Each entry must appear again exactly as it does in the source.
----
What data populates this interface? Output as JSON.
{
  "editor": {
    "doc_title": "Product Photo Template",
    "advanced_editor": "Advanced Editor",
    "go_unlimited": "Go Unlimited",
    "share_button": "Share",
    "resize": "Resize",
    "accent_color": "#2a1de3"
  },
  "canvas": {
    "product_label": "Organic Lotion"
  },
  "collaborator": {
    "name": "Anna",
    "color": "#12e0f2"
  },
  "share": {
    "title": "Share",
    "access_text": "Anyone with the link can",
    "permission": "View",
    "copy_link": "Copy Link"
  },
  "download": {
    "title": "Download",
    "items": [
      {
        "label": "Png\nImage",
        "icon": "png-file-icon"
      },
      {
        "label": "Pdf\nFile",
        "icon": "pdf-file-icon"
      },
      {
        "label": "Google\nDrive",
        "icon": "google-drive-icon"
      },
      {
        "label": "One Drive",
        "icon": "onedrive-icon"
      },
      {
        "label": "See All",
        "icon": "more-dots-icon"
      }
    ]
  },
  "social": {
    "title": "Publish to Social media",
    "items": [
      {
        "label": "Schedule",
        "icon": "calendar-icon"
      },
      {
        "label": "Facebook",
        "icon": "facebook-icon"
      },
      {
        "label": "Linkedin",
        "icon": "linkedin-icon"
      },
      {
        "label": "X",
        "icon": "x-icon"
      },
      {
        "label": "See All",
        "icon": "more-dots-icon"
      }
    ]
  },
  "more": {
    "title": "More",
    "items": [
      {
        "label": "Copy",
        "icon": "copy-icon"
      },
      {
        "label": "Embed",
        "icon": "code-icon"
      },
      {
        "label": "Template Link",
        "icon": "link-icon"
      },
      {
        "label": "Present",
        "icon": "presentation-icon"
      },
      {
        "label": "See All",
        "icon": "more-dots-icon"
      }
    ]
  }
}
----
▸ Result of this exercise
What data populates this interface? Output as JSON.
{
  "editor": {
    "doc_title": "Product Photo Template",
    "advanced_editor": "Advanced Editor",
    "go_unlimited": "Go Unlimited",
    "share_button": "Share",
    "resize": "Resize",
    "accent_color": "#2a1de3"
  },
  "canvas": {
    "product_label": "Organic Lotion"
  },
  "collaborator": {
    "name": "Anna",
    "color": "#12e0f2"
  },
  "share": {
    "title": "Share",
    "access_text": "Anyone with the link can",
    "permission": "View",
    "copy_link": "Copy Link"
  },
  "download": {
    "title": "Download",
    "items": [
      {
        "label": "Png\nImage",
        "icon": "png-file-icon"
      },
      {
        "label": "Pdf\nFile",
        "icon": "pdf-file-icon"
      },
      {
        "label": "Google\nDrive",
        "icon": "google-drive-icon"
      },
      {
        "label": "One Drive",
        "icon": "onedrive-icon"
      },
      {
        "label": "See All",
        "icon": "more-dots-icon"
      }
    ]
  },
  "social": {
    "title": "Publish to Social media",
    "items": [
      {
        "label": "Schedule",
        "icon": "calendar-icon"
      },
      {
        "label": "Facebook",
        "icon": "facebook-icon"
      },
      {
        "label": "Linkedin",
        "icon": "linkedin-icon"
      },
      {
        "label": "X",
        "icon": "x-icon"
      },
      {
        "label": "See All",
        "icon": "more-dots-icon"
      }
    ]
  },
  "more": {
    "title": "More",
    "items": [
      {
        "label": "Copy",
        "icon": "copy-icon"
      },
      {
        "label": "Embed",
        "icon": "code-icon"
      },
      {
        "label": "Template Link",
        "icon": "link-icon"
      },
      {
        "label": "Present",
        "icon": "presentation-icon"
      },
      {
        "label": "See All",
        "icon": "more-dots-icon"
      }
    ]
  }
}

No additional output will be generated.